──────── RECORD LIST ────────

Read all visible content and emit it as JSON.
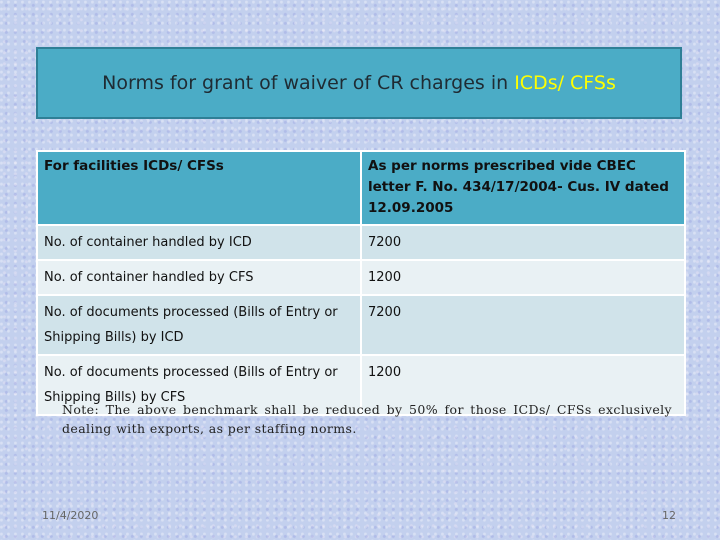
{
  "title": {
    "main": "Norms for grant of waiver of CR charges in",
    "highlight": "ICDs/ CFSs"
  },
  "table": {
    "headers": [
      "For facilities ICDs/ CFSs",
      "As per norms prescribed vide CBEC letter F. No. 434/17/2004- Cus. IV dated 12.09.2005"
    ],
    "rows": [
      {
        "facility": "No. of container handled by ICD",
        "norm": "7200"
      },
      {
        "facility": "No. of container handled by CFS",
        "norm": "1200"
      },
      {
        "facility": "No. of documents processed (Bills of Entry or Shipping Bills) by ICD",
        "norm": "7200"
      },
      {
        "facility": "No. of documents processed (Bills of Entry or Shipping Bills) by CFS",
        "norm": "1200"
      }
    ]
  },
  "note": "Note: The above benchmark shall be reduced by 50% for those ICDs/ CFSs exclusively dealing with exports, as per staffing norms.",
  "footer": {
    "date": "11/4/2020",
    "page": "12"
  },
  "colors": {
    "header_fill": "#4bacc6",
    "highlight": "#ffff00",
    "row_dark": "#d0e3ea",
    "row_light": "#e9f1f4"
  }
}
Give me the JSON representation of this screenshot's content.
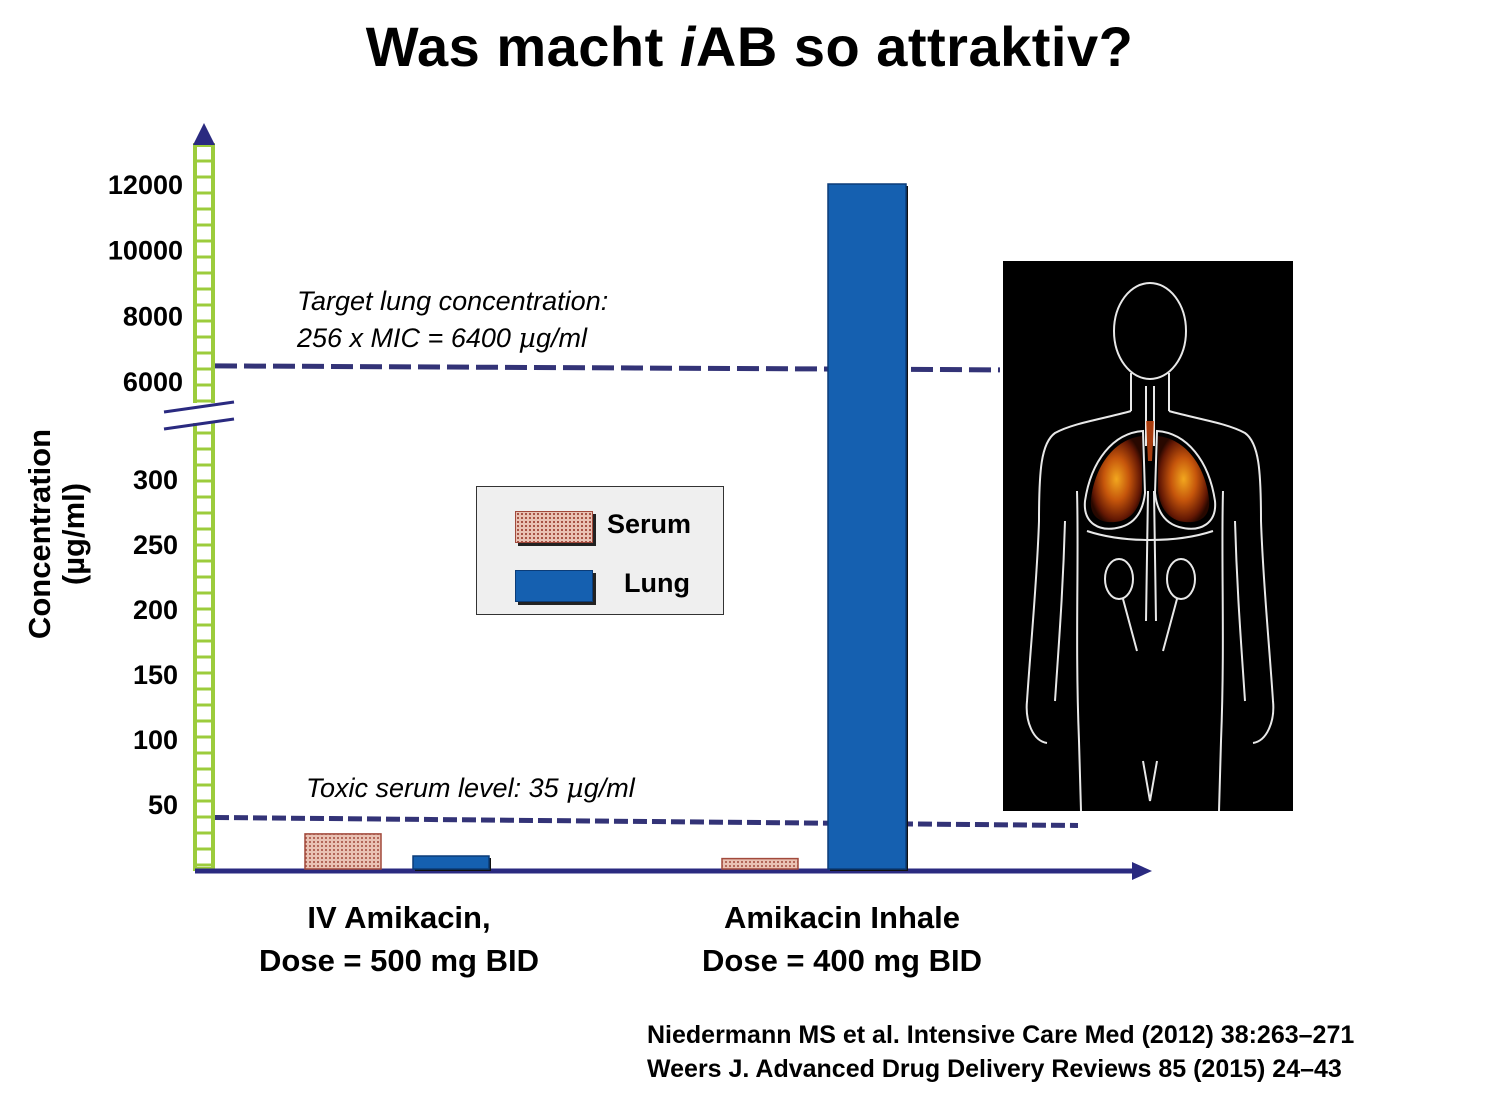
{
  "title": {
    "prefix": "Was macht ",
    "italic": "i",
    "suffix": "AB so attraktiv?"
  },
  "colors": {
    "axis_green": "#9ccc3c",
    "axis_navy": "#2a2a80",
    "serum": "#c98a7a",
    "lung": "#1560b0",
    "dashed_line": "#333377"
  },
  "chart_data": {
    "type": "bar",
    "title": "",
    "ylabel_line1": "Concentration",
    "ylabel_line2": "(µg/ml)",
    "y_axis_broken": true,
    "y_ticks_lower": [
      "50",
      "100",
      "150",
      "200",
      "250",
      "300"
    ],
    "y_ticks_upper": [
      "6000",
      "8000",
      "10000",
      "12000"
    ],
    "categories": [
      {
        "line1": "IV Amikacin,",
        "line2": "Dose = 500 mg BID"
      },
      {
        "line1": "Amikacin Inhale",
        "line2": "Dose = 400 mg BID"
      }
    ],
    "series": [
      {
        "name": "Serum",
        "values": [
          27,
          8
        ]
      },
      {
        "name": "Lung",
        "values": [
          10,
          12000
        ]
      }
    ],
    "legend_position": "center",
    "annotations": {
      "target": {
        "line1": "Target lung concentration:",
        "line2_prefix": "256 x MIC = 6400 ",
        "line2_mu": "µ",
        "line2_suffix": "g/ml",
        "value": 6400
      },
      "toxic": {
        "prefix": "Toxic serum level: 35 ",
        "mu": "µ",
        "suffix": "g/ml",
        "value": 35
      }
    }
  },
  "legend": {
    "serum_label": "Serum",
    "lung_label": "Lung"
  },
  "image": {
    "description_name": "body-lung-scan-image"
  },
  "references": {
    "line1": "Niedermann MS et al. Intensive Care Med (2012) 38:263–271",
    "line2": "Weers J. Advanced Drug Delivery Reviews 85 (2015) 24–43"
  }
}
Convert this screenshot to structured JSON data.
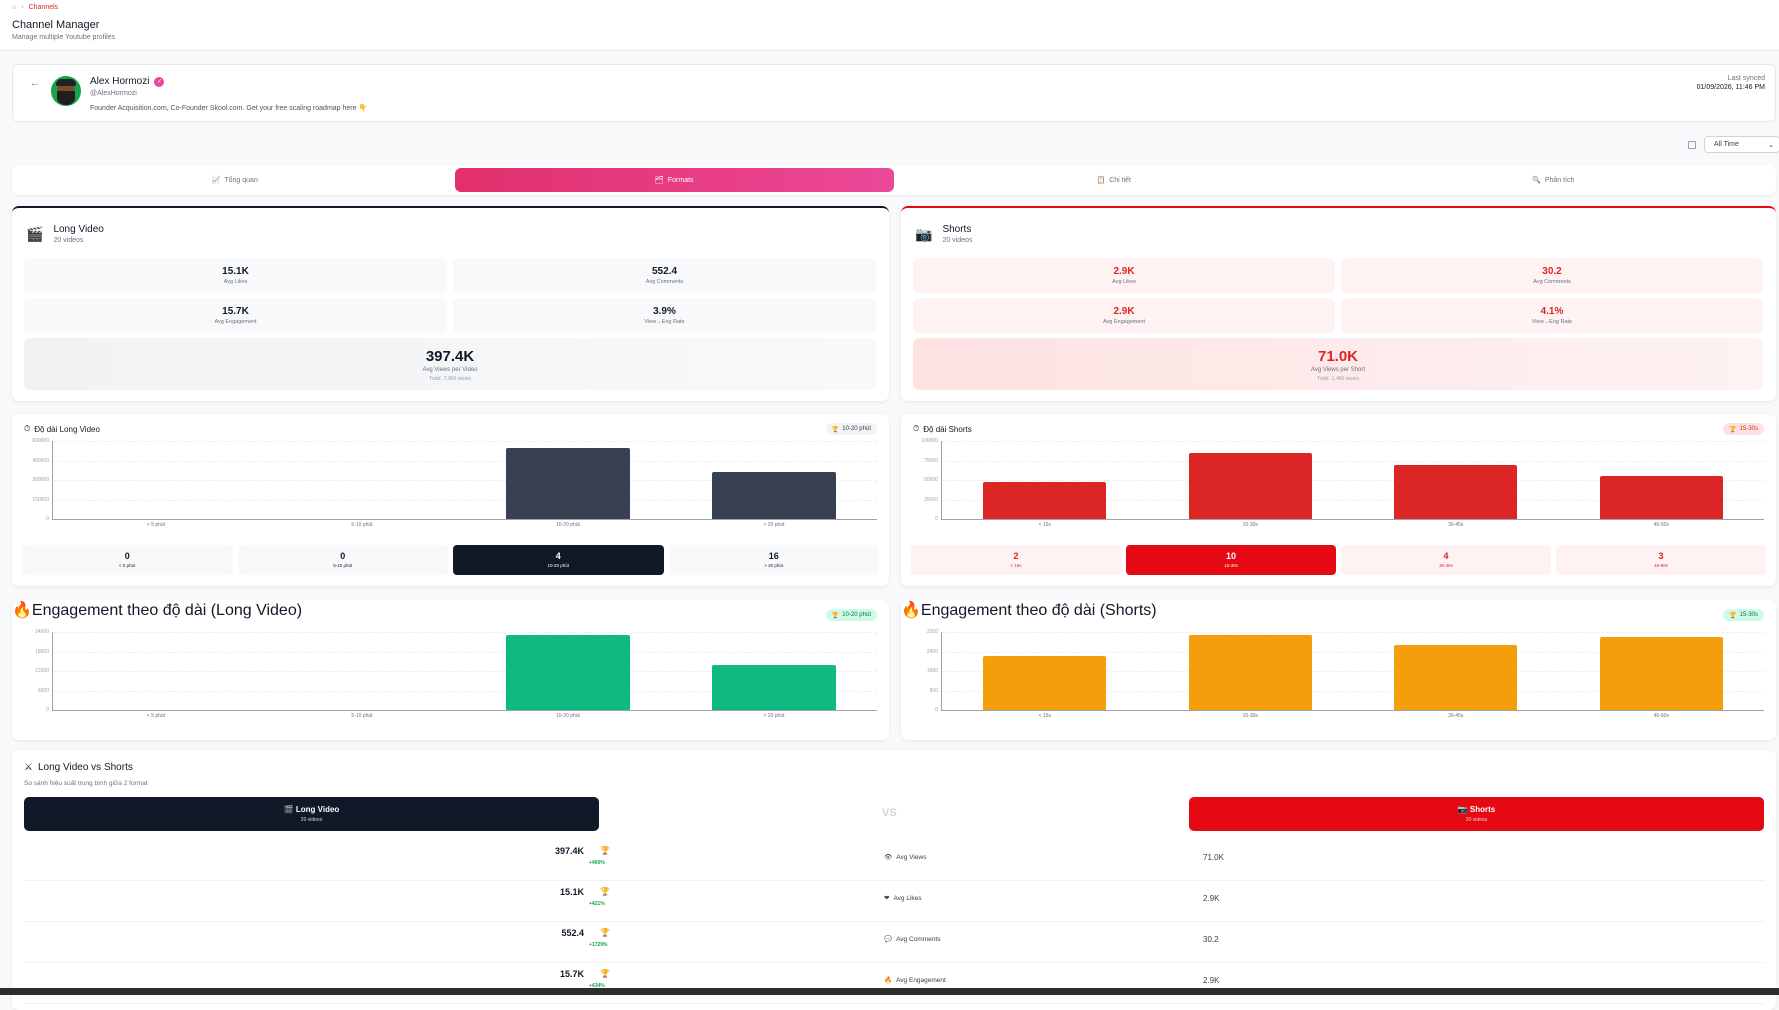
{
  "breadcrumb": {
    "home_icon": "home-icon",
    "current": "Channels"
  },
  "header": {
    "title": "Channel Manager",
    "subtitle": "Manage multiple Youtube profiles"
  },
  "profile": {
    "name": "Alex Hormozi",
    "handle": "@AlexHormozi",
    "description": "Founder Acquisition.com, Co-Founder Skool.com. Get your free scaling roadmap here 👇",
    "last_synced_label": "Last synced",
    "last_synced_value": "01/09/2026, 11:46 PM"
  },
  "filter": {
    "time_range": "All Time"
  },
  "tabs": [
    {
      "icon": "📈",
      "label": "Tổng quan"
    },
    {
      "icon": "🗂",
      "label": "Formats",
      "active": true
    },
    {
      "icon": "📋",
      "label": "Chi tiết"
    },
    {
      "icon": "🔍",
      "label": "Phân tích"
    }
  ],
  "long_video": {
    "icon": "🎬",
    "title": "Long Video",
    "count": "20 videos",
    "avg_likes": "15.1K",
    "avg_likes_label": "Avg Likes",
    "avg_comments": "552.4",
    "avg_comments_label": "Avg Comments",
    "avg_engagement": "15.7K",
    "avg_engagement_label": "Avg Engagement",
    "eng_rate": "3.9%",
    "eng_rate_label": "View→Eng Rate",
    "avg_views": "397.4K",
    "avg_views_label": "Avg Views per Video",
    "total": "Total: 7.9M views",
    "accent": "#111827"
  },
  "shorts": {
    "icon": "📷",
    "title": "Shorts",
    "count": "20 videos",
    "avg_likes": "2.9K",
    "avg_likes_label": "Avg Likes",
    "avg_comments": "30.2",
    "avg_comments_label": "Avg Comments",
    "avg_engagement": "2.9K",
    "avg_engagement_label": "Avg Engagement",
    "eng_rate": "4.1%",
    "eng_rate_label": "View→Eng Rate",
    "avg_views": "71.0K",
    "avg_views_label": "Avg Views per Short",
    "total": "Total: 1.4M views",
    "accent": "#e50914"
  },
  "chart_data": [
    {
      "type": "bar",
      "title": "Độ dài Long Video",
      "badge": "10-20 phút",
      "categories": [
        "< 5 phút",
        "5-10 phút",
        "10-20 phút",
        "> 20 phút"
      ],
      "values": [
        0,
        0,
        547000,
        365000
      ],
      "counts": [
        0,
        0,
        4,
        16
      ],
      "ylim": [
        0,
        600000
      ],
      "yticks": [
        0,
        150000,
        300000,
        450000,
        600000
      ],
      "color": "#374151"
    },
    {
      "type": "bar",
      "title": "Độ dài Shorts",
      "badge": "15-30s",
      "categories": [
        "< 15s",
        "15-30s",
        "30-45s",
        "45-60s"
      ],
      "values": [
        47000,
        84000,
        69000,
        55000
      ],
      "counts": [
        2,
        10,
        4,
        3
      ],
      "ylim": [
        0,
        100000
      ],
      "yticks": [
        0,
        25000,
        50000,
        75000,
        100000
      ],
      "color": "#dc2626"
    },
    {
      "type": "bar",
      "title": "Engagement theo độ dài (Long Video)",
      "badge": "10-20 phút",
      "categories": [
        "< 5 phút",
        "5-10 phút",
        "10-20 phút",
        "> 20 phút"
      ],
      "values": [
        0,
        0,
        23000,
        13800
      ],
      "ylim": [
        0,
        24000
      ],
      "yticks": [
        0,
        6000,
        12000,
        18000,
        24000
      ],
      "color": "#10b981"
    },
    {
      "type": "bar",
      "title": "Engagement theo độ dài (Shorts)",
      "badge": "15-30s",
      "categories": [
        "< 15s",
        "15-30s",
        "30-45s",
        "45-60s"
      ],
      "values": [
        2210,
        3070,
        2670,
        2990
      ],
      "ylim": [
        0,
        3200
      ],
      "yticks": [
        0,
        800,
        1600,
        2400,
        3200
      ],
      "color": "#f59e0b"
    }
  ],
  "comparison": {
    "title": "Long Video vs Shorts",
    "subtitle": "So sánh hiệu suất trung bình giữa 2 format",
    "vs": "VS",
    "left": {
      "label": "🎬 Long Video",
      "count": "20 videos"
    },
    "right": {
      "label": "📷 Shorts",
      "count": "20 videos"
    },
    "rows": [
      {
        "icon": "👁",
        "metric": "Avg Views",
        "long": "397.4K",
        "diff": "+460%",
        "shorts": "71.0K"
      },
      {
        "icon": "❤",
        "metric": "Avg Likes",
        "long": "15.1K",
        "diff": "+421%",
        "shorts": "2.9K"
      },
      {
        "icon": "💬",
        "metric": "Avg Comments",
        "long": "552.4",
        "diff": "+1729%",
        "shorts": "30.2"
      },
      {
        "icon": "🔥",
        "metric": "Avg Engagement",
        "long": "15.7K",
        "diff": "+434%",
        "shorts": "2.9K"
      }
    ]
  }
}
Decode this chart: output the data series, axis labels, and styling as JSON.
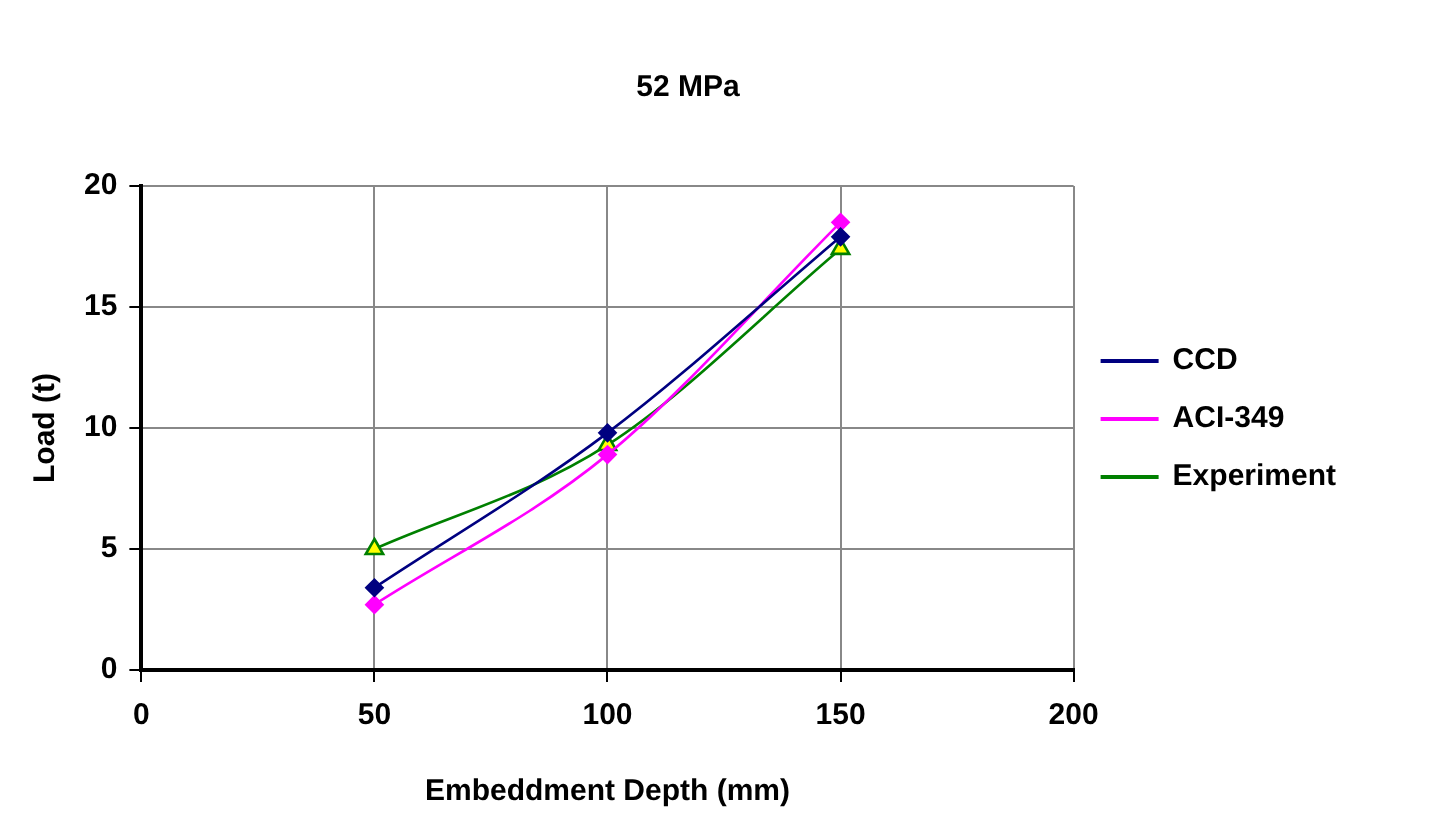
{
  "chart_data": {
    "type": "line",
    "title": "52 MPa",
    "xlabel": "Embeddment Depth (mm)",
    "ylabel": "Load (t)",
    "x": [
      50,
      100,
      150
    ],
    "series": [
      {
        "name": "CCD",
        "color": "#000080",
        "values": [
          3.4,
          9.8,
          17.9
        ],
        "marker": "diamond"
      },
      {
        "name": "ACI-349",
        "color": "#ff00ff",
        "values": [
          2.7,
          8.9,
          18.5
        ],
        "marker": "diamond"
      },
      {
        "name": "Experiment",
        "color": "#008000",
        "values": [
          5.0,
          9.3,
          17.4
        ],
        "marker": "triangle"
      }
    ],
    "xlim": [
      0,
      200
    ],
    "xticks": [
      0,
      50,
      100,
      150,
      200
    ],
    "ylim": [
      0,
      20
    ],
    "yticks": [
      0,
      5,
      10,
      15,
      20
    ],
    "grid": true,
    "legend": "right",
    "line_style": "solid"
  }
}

────────

— REQUIRED TASK —
Repeat the lines of the records verbatim, starting at the line containing "Decode this chart: output" and stopping after the final line. Images stay out.

— WRITTEN REPLY —
Decode this chart: output the data series, axis labels, and styling as JSON.
{
  "chart_data": {
    "type": "line",
    "title": "52 MPa",
    "xlabel": "Embeddment Depth (mm)",
    "ylabel": "Load (t)",
    "x": [
      50,
      100,
      150
    ],
    "series": [
      {
        "name": "CCD",
        "color": "#000080",
        "values": [
          3.4,
          9.8,
          17.9
        ],
        "marker": "diamond"
      },
      {
        "name": "ACI-349",
        "color": "#ff00ff",
        "values": [
          2.7,
          8.9,
          18.5
        ],
        "marker": "diamond"
      },
      {
        "name": "Experiment",
        "color": "#008000",
        "values": [
          5.0,
          9.3,
          17.4
        ],
        "marker": "triangle"
      }
    ],
    "xlim": [
      0,
      200
    ],
    "xticks": [
      0,
      50,
      100,
      150,
      200
    ],
    "ylim": [
      0,
      20
    ],
    "yticks": [
      0,
      5,
      10,
      15,
      20
    ],
    "grid": true,
    "legend": "right",
    "line_style": "solid"
  }
}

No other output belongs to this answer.